• Data entries:
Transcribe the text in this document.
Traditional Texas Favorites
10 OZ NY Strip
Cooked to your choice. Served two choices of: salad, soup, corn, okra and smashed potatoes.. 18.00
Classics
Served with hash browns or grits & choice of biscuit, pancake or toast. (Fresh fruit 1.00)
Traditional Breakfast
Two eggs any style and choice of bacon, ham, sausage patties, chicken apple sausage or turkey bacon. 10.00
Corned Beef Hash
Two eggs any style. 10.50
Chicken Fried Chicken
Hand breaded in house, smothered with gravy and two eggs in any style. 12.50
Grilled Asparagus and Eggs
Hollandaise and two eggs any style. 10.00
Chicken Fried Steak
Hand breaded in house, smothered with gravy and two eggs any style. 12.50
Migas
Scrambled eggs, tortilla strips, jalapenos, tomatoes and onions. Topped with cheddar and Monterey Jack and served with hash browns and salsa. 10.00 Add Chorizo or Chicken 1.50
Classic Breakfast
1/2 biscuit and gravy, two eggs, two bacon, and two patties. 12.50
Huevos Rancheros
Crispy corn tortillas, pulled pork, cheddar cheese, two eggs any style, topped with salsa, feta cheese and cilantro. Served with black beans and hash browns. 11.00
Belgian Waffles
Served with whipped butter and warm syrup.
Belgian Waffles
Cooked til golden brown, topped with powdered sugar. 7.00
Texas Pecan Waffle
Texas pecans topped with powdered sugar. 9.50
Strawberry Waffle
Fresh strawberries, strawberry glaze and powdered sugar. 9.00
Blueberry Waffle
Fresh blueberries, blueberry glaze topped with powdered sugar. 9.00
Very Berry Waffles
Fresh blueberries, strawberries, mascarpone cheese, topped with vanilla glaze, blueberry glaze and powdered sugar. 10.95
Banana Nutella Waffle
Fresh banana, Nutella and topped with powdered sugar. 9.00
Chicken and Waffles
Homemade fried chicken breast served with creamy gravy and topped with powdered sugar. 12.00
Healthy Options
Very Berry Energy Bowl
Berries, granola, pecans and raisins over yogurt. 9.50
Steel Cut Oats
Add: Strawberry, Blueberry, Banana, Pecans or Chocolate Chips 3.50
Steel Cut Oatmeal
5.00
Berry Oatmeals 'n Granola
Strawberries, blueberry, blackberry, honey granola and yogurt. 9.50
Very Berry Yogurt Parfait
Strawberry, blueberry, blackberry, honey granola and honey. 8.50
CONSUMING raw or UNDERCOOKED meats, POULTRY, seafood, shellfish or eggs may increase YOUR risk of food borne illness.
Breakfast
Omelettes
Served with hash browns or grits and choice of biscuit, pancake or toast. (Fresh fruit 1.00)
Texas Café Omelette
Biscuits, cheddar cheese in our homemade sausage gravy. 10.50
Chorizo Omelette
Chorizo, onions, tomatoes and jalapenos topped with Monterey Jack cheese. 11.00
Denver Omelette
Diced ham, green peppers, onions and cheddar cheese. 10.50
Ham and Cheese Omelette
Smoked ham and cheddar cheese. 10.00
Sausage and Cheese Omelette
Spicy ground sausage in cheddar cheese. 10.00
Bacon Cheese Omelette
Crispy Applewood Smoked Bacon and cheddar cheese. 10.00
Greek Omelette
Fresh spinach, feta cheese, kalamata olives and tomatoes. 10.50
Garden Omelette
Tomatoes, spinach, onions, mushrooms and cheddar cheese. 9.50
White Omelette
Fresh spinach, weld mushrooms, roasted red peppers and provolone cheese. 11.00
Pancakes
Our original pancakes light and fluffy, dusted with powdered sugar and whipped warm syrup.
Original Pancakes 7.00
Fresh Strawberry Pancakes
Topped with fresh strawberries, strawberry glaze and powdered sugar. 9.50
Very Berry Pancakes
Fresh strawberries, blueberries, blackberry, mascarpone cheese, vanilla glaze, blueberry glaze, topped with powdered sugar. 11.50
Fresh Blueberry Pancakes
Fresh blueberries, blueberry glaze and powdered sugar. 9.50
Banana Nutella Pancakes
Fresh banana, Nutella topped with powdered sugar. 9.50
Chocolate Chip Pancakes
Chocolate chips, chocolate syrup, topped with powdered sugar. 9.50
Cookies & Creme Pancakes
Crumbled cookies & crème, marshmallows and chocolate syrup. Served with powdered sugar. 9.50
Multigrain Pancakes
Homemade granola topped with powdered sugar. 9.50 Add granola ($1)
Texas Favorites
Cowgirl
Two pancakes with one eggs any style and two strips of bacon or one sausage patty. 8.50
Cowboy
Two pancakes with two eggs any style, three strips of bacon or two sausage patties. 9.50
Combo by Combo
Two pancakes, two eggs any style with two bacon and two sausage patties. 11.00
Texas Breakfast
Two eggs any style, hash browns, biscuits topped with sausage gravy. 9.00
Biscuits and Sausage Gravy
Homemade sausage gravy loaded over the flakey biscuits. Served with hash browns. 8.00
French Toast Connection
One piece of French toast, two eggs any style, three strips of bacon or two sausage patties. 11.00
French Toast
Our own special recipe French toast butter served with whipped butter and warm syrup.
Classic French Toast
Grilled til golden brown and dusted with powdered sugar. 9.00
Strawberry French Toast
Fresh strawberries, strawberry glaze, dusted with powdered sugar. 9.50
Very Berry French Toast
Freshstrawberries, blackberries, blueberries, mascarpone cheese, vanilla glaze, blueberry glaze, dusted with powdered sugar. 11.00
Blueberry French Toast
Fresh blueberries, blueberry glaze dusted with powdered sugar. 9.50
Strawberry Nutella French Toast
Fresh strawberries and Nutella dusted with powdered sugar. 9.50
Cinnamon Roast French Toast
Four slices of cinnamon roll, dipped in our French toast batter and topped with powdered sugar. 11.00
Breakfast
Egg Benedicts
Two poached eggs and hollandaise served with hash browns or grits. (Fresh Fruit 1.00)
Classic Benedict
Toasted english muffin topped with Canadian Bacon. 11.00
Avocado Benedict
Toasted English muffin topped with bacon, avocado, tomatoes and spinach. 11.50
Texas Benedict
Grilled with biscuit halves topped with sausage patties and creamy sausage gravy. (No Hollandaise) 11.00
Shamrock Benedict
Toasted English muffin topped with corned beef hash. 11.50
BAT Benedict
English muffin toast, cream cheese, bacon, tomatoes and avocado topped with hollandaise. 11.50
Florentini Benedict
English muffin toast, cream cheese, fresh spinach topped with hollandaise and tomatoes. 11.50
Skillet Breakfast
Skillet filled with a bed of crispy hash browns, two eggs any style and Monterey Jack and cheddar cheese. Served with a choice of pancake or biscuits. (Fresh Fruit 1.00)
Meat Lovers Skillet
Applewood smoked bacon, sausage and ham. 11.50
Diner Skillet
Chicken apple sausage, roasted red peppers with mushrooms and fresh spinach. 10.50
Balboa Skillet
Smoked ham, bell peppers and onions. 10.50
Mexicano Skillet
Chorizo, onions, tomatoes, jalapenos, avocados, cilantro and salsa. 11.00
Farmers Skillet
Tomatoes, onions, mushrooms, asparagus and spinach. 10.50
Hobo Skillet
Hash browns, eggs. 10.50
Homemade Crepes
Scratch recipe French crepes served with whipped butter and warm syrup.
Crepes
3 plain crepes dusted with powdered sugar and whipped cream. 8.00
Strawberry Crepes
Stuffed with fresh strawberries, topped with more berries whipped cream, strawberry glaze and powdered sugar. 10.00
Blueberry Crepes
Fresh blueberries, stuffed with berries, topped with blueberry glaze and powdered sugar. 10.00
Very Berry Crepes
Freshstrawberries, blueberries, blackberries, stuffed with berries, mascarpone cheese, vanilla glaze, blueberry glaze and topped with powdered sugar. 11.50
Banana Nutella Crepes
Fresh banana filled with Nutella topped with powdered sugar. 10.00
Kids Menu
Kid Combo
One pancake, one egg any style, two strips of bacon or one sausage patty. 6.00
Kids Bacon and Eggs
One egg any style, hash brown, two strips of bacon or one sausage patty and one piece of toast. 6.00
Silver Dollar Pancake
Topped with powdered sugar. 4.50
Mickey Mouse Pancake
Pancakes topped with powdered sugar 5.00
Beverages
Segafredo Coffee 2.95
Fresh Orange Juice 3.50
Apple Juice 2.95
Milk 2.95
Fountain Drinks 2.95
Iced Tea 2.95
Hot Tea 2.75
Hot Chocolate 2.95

• Task requirements: Identify each line in the records above containing the word "Toasted"; copy those lines.

• Answer:
Toasted english muffin topped with Canadian Bacon. 11.00
Toasted English muffin topped with bacon, avocado, tomatoes and spinach. 11.50
Toasted English muffin topped with corned beef hash. 11.50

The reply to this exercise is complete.